Directive → Check each line for the string "Moravy", then give only how many lines have it.
=== Material ===
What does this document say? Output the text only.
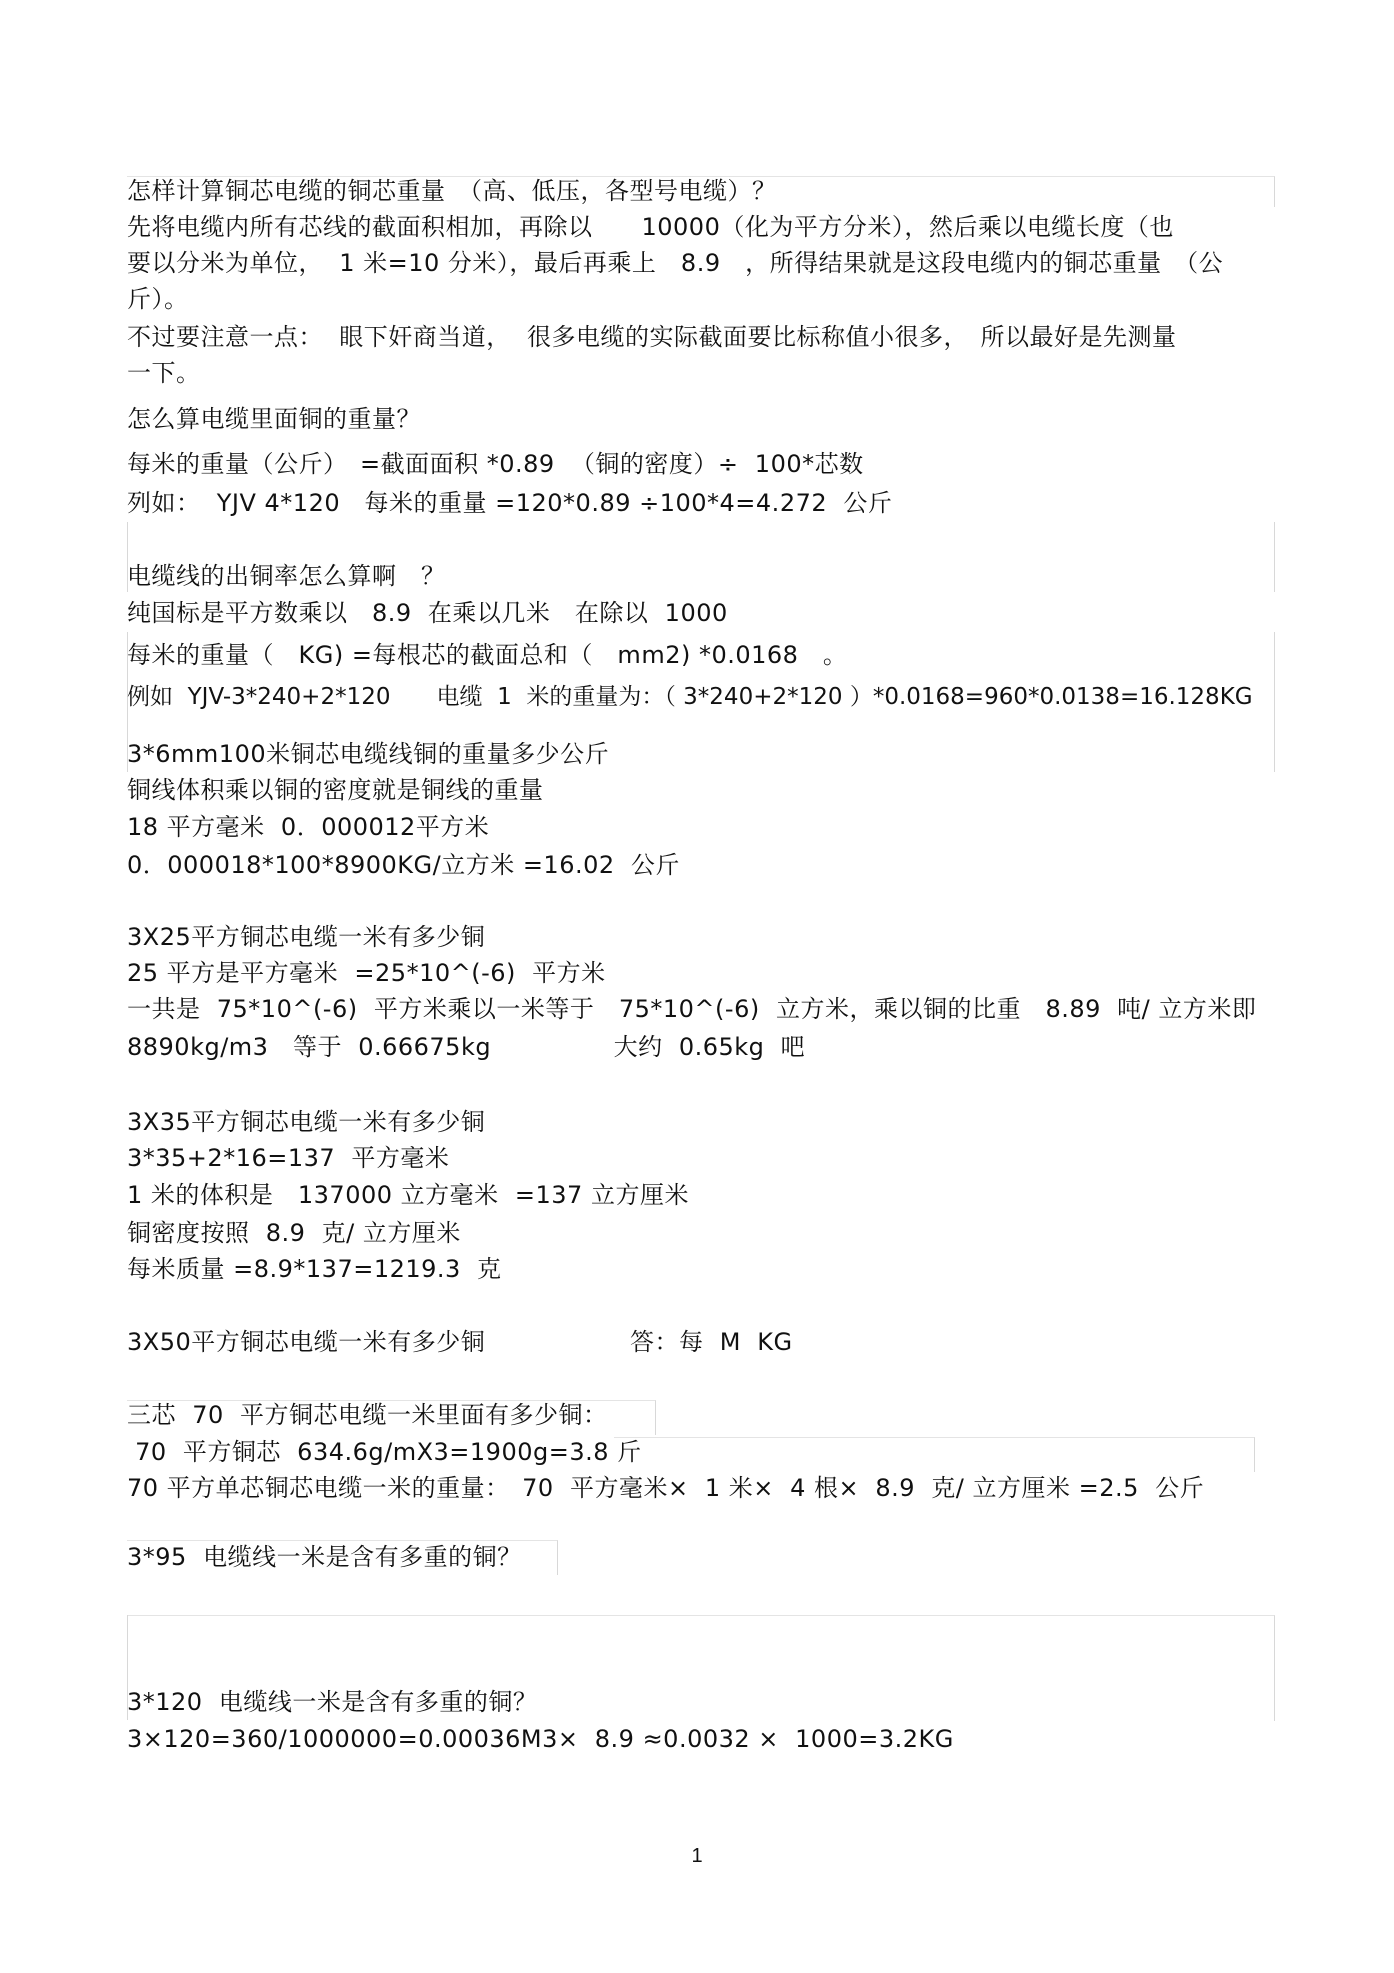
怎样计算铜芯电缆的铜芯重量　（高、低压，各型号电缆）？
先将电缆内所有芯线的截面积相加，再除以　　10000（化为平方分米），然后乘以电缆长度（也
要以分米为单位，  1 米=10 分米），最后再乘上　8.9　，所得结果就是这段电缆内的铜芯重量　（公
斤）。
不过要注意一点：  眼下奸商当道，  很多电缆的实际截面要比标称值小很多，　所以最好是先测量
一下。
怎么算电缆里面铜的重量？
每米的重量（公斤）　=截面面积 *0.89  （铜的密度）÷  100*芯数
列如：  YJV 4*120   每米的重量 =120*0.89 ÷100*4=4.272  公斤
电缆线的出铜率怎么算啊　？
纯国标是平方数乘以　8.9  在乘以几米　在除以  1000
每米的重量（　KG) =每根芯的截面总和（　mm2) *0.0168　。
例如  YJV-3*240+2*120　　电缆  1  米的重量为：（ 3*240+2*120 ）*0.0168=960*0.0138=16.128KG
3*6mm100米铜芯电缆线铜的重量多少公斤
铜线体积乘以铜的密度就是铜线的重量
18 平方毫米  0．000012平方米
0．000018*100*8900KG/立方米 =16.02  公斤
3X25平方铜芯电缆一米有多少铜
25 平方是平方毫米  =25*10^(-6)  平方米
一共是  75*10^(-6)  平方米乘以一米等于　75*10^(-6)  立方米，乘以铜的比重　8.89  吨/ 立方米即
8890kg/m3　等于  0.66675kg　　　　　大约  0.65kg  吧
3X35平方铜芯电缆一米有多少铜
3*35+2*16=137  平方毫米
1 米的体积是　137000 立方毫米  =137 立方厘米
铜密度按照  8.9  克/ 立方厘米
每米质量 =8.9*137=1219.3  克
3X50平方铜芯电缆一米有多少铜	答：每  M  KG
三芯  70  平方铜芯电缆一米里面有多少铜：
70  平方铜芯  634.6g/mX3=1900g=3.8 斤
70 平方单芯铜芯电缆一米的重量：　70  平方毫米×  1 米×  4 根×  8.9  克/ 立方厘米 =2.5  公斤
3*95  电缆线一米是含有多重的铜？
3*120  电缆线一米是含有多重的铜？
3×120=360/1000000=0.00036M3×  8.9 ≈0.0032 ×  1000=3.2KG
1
===
=== Material ===
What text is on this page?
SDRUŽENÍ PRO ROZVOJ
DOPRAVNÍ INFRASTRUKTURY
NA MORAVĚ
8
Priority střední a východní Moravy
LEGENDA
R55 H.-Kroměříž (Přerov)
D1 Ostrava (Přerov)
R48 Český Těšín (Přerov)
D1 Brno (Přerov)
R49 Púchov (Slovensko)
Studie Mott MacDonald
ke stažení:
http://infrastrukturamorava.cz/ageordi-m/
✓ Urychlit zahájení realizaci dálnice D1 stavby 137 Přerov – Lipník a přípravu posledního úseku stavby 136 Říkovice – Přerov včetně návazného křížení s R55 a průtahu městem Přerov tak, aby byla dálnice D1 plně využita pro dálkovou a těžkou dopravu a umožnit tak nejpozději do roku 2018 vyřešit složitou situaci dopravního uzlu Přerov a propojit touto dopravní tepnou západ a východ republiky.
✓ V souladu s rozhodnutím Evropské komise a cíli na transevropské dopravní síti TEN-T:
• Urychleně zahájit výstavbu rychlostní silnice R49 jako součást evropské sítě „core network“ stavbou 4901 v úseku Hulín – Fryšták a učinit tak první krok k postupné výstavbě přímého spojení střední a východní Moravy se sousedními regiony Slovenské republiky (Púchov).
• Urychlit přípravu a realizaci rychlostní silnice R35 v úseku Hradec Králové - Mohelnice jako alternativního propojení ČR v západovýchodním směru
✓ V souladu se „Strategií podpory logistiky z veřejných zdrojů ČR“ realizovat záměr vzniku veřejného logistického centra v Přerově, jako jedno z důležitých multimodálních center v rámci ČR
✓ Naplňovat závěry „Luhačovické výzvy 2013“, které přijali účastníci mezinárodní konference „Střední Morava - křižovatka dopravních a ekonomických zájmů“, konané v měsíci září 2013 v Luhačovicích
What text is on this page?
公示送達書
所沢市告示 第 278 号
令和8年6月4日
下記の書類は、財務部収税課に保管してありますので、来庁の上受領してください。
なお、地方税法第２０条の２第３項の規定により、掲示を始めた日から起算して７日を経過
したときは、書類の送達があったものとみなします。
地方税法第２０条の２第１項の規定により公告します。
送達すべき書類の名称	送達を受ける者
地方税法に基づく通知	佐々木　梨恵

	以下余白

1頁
===
Output below → 2